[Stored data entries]
-- BEGIN --

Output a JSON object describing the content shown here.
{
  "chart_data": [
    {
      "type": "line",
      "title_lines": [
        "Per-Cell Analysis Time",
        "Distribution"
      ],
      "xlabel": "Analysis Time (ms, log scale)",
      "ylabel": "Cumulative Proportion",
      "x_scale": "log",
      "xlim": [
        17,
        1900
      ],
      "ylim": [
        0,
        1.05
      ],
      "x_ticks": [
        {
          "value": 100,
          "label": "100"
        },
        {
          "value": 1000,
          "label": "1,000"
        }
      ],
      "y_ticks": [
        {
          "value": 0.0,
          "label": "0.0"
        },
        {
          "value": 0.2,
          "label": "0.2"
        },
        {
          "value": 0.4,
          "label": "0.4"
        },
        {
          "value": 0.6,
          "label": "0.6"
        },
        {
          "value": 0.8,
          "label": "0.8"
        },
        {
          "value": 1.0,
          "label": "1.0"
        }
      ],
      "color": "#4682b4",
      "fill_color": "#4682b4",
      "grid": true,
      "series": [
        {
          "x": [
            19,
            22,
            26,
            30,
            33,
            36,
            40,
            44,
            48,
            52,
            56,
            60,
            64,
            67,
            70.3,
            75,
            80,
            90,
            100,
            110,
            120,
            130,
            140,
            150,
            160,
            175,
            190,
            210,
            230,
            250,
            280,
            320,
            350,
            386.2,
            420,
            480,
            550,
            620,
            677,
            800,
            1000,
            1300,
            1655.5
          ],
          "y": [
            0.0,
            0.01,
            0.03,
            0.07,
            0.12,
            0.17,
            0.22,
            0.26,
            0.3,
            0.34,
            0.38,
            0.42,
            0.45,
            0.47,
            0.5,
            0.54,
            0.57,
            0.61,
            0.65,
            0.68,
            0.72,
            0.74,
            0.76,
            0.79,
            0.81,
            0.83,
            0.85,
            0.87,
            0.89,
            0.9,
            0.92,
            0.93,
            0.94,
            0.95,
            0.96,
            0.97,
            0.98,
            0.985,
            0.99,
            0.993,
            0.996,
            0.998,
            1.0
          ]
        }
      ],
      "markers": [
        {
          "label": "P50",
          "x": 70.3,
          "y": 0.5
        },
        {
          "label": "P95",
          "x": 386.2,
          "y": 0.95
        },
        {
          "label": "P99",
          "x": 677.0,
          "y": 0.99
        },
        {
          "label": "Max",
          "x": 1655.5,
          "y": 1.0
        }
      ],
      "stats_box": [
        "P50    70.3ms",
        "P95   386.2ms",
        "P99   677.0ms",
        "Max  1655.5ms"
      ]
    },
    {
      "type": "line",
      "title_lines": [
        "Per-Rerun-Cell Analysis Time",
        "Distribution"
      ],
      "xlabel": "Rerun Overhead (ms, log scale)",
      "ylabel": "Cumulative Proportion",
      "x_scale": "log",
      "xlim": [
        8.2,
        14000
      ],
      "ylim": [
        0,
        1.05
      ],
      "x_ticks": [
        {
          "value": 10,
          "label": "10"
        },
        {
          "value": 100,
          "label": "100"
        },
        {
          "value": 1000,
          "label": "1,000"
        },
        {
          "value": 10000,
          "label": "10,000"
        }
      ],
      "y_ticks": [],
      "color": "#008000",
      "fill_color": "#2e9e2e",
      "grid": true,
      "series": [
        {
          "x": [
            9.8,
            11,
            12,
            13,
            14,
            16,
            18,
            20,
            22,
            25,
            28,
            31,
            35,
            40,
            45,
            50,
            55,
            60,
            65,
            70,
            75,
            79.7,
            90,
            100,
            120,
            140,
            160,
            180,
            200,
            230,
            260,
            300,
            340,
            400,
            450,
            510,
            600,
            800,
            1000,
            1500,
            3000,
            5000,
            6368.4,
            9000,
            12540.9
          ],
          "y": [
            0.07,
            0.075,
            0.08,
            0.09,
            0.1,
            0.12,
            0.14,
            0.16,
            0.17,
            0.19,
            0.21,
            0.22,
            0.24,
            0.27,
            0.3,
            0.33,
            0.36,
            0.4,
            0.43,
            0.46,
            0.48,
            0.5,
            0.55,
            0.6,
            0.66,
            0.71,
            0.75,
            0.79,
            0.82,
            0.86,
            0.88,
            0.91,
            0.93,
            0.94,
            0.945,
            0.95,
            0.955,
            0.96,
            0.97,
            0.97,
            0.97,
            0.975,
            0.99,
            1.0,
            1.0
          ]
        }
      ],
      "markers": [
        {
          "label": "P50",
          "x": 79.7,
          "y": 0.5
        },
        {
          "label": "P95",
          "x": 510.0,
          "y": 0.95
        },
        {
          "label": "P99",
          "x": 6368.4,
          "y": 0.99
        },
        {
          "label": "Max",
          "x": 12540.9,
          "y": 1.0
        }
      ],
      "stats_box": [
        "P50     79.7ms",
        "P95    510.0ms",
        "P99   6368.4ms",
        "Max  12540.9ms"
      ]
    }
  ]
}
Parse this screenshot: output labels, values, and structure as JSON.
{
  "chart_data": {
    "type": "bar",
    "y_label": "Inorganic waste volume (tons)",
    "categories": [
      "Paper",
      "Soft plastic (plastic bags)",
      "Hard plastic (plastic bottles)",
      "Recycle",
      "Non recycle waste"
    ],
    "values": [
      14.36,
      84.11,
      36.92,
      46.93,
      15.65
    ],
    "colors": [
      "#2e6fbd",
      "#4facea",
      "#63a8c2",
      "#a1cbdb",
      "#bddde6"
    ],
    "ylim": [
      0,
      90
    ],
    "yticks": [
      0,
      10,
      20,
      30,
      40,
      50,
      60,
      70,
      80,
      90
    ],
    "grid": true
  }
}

-- END --

◆ What is being asked
Give a word-for-word copy of the records.

◆ Correct result
Output a JSON object describing the content shown here.
{
  "chart_data": [
    {
      "type": "line",
      "title_lines": [
        "Per-Cell Analysis Time",
        "Distribution"
      ],
      "xlabel": "Analysis Time (ms, log scale)",
      "ylabel": "Cumulative Proportion",
      "x_scale": "log",
      "xlim": [
        17,
        1900
      ],
      "ylim": [
        0,
        1.05
      ],
      "x_ticks": [
        {
          "value": 100,
          "label": "100"
        },
        {
          "value": 1000,
          "label": "1,000"
        }
      ],
      "y_ticks": [
        {
          "value": 0.0,
          "label": "0.0"
        },
        {
          "value": 0.2,
          "label": "0.2"
        },
        {
          "value": 0.4,
          "label": "0.4"
        },
        {
          "value": 0.6,
          "label": "0.6"
        },
        {
          "value": 0.8,
          "label": "0.8"
        },
        {
          "value": 1.0,
          "label": "1.0"
        }
      ],
      "color": "#4682b4",
      "fill_color": "#4682b4",
      "grid": true,
      "series": [
        {
          "x": [
            19,
            22,
            26,
            30,
            33,
            36,
            40,
            44,
            48,
            52,
            56,
            60,
            64,
            67,
            70.3,
            75,
            80,
            90,
            100,
            110,
            120,
            130,
            140,
            150,
            160,
            175,
            190,
            210,
            230,
            250,
            280,
            320,
            350,
            386.2,
            420,
            480,
            550,
            620,
            677,
            800,
            1000,
            1300,
            1655.5
          ],
          "y": [
            0.0,
            0.01,
            0.03,
            0.07,
            0.12,
            0.17,
            0.22,
            0.26,
            0.3,
            0.34,
            0.38,
            0.42,
            0.45,
            0.47,
            0.5,
            0.54,
            0.57,
            0.61,
            0.65,
            0.68,
            0.72,
            0.74,
            0.76,
            0.79,
            0.81,
            0.83,
            0.85,
            0.87,
            0.89,
            0.9,
            0.92,
            0.93,
            0.94,
            0.95,
            0.96,
            0.97,
            0.98,
            0.985,
            0.99,
            0.993,
            0.996,
            0.998,
            1.0
          ]
        }
      ],
      "markers": [
        {
          "label": "P50",
          "x": 70.3,
          "y": 0.5
        },
        {
          "label": "P95",
          "x": 386.2,
          "y": 0.95
        },
        {
          "label": "P99",
          "x": 677.0,
          "y": 0.99
        },
        {
          "label": "Max",
          "x": 1655.5,
          "y": 1.0
        }
      ],
      "stats_box": [
        "P50    70.3ms",
        "P95   386.2ms",
        "P99   677.0ms",
        "Max  1655.5ms"
      ]
    },
    {
      "type": "line",
      "title_lines": [
        "Per-Rerun-Cell Analysis Time",
        "Distribution"
      ],
      "xlabel": "Rerun Overhead (ms, log scale)",
      "ylabel": "Cumulative Proportion",
      "x_scale": "log",
      "xlim": [
        8.2,
        14000
      ],
      "ylim": [
        0,
        1.05
      ],
      "x_ticks": [
        {
          "value": 10,
          "label": "10"
        },
        {
          "value": 100,
          "label": "100"
        },
        {
          "value": 1000,
          "label": "1,000"
        },
        {
          "value": 10000,
          "label": "10,000"
        }
      ],
      "y_ticks": [],
      "color": "#008000",
      "fill_color": "#2e9e2e",
      "grid": true,
      "series": [
        {
          "x": [
            9.8,
            11,
            12,
            13,
            14,
            16,
            18,
            20,
            22,
            25,
            28,
            31,
            35,
            40,
            45,
            50,
            55,
            60,
            65,
            70,
            75,
            79.7,
            90,
            100,
            120,
            140,
            160,
            180,
            200,
            230,
            260,
            300,
            340,
            400,
            450,
            510,
            600,
            800,
            1000,
            1500,
            3000,
            5000,
            6368.4,
            9000,
            12540.9
          ],
          "y": [
            0.07,
            0.075,
            0.08,
            0.09,
            0.1,
            0.12,
            0.14,
            0.16,
            0.17,
            0.19,
            0.21,
            0.22,
            0.24,
            0.27,
            0.3,
            0.33,
            0.36,
            0.4,
            0.43,
            0.46,
            0.48,
            0.5,
            0.55,
            0.6,
            0.66,
            0.71,
            0.75,
            0.79,
            0.82,
            0.86,
            0.88,
            0.91,
            0.93,
            0.94,
            0.945,
            0.95,
            0.955,
            0.96,
            0.97,
            0.97,
            0.97,
            0.975,
            0.99,
            1.0,
            1.0
          ]
        }
      ],
      "markers": [
        {
          "label": "P50",
          "x": 79.7,
          "y": 0.5
        },
        {
          "label": "P95",
          "x": 510.0,
          "y": 0.95
        },
        {
          "label": "P99",
          "x": 6368.4,
          "y": 0.99
        },
        {
          "label": "Max",
          "x": 12540.9,
          "y": 1.0
        }
      ],
      "stats_box": [
        "P50     79.7ms",
        "P95    510.0ms",
        "P99   6368.4ms",
        "Max  12540.9ms"
      ]
    }
  ]
}
Parse this screenshot: output labels, values, and structure as JSON.
{
  "chart_data": {
    "type": "bar",
    "y_label": "Inorganic waste volume (tons)",
    "categories": [
      "Paper",
      "Soft plastic (plastic bags)",
      "Hard plastic (plastic bottles)",
      "Recycle",
      "Non recycle waste"
    ],
    "values": [
      14.36,
      84.11,
      36.92,
      46.93,
      15.65
    ],
    "colors": [
      "#2e6fbd",
      "#4facea",
      "#63a8c2",
      "#a1cbdb",
      "#bddde6"
    ],
    "ylim": [
      0,
      90
    ],
    "yticks": [
      0,
      10,
      20,
      30,
      40,
      50,
      60,
      70,
      80,
      90
    ],
    "grid": true
  }
}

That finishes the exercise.